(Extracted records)
____________

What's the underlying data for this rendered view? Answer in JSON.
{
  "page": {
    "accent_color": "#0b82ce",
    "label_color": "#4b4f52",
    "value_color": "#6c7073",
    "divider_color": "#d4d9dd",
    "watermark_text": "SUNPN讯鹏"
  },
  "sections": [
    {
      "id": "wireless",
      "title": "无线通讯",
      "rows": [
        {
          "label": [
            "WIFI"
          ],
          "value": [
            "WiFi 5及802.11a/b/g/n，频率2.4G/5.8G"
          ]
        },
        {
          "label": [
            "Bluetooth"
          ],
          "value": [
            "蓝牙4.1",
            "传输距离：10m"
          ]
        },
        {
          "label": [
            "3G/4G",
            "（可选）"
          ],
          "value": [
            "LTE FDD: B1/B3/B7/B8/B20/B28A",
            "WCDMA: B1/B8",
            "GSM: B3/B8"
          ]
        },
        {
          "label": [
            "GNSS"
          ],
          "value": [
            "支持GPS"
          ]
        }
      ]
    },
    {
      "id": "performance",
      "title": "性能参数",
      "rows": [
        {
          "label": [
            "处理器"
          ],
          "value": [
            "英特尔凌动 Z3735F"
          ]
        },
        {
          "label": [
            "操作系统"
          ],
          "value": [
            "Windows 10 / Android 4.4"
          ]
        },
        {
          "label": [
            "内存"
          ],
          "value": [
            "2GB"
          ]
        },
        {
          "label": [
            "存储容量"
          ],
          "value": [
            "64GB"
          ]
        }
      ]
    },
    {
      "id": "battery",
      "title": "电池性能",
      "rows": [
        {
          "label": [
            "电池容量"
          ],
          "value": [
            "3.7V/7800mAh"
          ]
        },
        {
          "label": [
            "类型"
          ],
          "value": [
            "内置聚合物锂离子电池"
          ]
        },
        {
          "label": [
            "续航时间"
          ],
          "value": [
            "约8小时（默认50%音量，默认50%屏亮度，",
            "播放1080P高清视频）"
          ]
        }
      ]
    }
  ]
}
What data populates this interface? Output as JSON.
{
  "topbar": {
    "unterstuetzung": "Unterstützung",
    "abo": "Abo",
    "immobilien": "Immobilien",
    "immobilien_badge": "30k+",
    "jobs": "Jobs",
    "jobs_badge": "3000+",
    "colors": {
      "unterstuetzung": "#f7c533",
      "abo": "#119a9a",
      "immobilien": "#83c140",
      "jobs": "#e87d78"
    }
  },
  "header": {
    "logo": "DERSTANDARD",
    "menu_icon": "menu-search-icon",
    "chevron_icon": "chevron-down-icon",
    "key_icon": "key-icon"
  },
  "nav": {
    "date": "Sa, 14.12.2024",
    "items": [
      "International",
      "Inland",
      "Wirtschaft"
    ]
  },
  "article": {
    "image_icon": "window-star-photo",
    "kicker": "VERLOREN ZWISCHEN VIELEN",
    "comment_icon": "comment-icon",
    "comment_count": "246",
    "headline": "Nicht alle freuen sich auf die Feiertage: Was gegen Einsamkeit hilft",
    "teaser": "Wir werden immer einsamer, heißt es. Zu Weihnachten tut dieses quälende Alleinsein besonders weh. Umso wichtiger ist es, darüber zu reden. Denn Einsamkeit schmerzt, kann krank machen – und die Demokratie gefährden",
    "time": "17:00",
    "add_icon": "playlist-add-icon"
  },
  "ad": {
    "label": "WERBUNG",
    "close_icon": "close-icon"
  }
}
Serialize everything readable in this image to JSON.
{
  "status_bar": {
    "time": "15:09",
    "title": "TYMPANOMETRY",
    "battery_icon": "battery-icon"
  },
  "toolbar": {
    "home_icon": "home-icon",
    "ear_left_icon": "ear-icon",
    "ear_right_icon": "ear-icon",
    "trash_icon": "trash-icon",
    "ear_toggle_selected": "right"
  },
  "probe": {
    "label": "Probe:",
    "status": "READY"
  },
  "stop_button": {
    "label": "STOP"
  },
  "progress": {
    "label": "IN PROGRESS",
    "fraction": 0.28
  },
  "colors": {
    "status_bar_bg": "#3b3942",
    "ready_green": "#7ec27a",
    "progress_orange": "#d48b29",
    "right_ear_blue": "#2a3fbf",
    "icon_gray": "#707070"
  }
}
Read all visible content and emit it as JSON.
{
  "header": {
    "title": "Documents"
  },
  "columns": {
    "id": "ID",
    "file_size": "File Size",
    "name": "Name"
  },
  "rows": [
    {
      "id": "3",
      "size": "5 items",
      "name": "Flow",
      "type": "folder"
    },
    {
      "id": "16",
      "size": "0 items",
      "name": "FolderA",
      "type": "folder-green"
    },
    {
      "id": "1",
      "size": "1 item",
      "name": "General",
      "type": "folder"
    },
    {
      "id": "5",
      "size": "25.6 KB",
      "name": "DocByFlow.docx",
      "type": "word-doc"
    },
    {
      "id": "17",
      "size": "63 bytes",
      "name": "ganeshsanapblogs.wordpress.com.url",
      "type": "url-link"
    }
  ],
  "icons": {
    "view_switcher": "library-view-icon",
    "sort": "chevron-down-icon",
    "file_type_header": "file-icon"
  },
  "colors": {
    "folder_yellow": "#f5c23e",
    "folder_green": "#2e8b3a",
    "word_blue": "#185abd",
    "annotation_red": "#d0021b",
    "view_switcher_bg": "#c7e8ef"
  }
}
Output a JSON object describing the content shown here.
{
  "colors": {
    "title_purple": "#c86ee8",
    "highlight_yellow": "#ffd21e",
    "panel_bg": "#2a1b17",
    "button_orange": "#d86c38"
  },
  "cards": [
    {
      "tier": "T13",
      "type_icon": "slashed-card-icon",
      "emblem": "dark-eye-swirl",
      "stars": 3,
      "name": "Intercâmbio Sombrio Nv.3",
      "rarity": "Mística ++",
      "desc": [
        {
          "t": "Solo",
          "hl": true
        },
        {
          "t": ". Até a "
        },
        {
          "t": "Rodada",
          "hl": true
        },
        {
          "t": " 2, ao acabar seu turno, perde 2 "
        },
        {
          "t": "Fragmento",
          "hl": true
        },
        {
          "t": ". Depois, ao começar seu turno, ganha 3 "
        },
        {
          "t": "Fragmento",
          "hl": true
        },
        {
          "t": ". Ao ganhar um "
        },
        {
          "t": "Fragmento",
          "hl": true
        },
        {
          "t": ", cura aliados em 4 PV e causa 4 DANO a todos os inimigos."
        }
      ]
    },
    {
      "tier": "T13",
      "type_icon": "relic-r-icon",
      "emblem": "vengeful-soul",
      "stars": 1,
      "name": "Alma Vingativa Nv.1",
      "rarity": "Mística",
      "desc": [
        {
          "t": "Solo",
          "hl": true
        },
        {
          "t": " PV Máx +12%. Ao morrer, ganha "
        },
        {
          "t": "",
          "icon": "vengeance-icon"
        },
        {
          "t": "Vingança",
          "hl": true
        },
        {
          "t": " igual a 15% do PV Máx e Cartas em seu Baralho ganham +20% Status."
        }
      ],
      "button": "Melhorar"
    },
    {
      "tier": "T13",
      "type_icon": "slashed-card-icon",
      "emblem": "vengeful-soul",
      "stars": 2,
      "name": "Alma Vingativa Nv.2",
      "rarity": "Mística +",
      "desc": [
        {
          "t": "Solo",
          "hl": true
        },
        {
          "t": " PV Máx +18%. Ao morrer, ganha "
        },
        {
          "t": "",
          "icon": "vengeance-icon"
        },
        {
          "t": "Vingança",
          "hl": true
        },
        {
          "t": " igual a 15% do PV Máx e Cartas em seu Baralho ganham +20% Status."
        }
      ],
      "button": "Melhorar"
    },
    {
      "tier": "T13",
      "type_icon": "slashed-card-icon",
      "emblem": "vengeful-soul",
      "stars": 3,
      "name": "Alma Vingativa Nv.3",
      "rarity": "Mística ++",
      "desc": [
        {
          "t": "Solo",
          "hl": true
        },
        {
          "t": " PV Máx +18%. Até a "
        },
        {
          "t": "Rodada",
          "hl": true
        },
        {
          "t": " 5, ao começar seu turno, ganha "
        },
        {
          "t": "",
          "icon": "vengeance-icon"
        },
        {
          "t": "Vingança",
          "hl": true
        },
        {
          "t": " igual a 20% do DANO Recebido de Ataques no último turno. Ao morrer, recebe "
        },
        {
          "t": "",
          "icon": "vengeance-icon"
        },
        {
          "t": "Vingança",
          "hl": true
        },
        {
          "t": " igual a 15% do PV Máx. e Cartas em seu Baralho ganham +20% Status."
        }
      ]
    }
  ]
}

____________

- [REQUEST]:
In the records above, find each line with the word "unterstuetzung" and copy it.

- [EXERCISE OUTPUT]:
    "unterstuetzung": "Unterstützung",
      "unterstuetzung": "#f7c533",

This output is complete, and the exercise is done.